*Exercise*:
Below are some entries. Output each one exactly as it appears.

## START Extracted data

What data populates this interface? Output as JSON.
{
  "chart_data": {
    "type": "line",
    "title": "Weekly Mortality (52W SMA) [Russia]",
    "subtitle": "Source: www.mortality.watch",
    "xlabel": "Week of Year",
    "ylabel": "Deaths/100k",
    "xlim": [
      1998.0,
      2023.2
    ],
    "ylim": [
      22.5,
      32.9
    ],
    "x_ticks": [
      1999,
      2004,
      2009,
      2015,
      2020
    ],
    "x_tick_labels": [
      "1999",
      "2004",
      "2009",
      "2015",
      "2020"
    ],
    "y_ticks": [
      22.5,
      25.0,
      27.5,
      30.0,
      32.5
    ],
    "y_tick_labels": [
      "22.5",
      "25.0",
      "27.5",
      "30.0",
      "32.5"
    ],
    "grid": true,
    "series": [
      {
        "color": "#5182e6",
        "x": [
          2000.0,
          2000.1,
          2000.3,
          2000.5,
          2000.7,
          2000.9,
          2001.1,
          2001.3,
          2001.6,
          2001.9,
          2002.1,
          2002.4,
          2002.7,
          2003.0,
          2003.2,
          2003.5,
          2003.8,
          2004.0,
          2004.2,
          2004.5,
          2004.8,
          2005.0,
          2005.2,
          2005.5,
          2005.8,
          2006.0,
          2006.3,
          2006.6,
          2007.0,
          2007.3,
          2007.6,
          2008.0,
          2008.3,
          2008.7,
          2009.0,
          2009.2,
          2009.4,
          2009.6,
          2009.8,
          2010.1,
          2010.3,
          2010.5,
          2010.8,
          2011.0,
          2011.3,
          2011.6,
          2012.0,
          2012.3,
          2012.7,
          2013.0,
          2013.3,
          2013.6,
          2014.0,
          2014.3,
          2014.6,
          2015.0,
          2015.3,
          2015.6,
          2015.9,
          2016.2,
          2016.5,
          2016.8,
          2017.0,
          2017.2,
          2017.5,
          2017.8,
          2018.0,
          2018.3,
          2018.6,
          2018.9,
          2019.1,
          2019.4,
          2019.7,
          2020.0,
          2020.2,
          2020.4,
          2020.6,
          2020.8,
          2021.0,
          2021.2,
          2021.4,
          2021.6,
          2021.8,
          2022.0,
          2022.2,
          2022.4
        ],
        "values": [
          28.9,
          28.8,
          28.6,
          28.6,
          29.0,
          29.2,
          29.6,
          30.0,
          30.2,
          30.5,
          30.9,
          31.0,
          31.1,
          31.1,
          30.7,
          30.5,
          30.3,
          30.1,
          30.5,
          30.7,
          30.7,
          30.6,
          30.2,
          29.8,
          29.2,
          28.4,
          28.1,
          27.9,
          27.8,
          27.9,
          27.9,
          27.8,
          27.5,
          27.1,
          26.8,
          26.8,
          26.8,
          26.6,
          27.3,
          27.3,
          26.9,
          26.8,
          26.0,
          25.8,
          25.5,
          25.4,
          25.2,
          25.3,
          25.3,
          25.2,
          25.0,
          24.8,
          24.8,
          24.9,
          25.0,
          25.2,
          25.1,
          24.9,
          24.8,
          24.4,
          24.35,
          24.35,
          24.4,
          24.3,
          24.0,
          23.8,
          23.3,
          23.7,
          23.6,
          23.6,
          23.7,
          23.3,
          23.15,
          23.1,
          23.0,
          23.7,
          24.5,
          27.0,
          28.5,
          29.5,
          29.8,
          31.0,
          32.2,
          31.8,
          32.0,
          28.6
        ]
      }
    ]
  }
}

## END Extracted data

*Final result*:
What data populates this interface? Output as JSON.
{
  "chart_data": {
    "type": "line",
    "title": "Weekly Mortality (52W SMA) [Russia]",
    "subtitle": "Source: www.mortality.watch",
    "xlabel": "Week of Year",
    "ylabel": "Deaths/100k",
    "xlim": [
      1998.0,
      2023.2
    ],
    "ylim": [
      22.5,
      32.9
    ],
    "x_ticks": [
      1999,
      2004,
      2009,
      2015,
      2020
    ],
    "x_tick_labels": [
      "1999",
      "2004",
      "2009",
      "2015",
      "2020"
    ],
    "y_ticks": [
      22.5,
      25.0,
      27.5,
      30.0,
      32.5
    ],
    "y_tick_labels": [
      "22.5",
      "25.0",
      "27.5",
      "30.0",
      "32.5"
    ],
    "grid": true,
    "series": [
      {
        "color": "#5182e6",
        "x": [
          2000.0,
          2000.1,
          2000.3,
          2000.5,
          2000.7,
          2000.9,
          2001.1,
          2001.3,
          2001.6,
          2001.9,
          2002.1,
          2002.4,
          2002.7,
          2003.0,
          2003.2,
          2003.5,
          2003.8,
          2004.0,
          2004.2,
          2004.5,
          2004.8,
          2005.0,
          2005.2,
          2005.5,
          2005.8,
          2006.0,
          2006.3,
          2006.6,
          2007.0,
          2007.3,
          2007.6,
          2008.0,
          2008.3,
          2008.7,
          2009.0,
          2009.2,
          2009.4,
          2009.6,
          2009.8,
          2010.1,
          2010.3,
          2010.5,
          2010.8,
          2011.0,
          2011.3,
          2011.6,
          2012.0,
          2012.3,
          2012.7,
          2013.0,
          2013.3,
          2013.6,
          2014.0,
          2014.3,
          2014.6,
          2015.0,
          2015.3,
          2015.6,
          2015.9,
          2016.2,
          2016.5,
          2016.8,
          2017.0,
          2017.2,
          2017.5,
          2017.8,
          2018.0,
          2018.3,
          2018.6,
          2018.9,
          2019.1,
          2019.4,
          2019.7,
          2020.0,
          2020.2,
          2020.4,
          2020.6,
          2020.8,
          2021.0,
          2021.2,
          2021.4,
          2021.6,
          2021.8,
          2022.0,
          2022.2,
          2022.4
        ],
        "values": [
          28.9,
          28.8,
          28.6,
          28.6,
          29.0,
          29.2,
          29.6,
          30.0,
          30.2,
          30.5,
          30.9,
          31.0,
          31.1,
          31.1,
          30.7,
          30.5,
          30.3,
          30.1,
          30.5,
          30.7,
          30.7,
          30.6,
          30.2,
          29.8,
          29.2,
          28.4,
          28.1,
          27.9,
          27.8,
          27.9,
          27.9,
          27.8,
          27.5,
          27.1,
          26.8,
          26.8,
          26.8,
          26.6,
          27.3,
          27.3,
          26.9,
          26.8,
          26.0,
          25.8,
          25.5,
          25.4,
          25.2,
          25.3,
          25.3,
          25.2,
          25.0,
          24.8,
          24.8,
          24.9,
          25.0,
          25.2,
          25.1,
          24.9,
          24.8,
          24.4,
          24.35,
          24.35,
          24.4,
          24.3,
          24.0,
          23.8,
          23.3,
          23.7,
          23.6,
          23.6,
          23.7,
          23.3,
          23.15,
          23.1,
          23.0,
          23.7,
          24.5,
          27.0,
          28.5,
          29.5,
          29.8,
          31.0,
          32.2,
          31.8,
          32.0,
          28.6
        ]
      }
    ]
  }
}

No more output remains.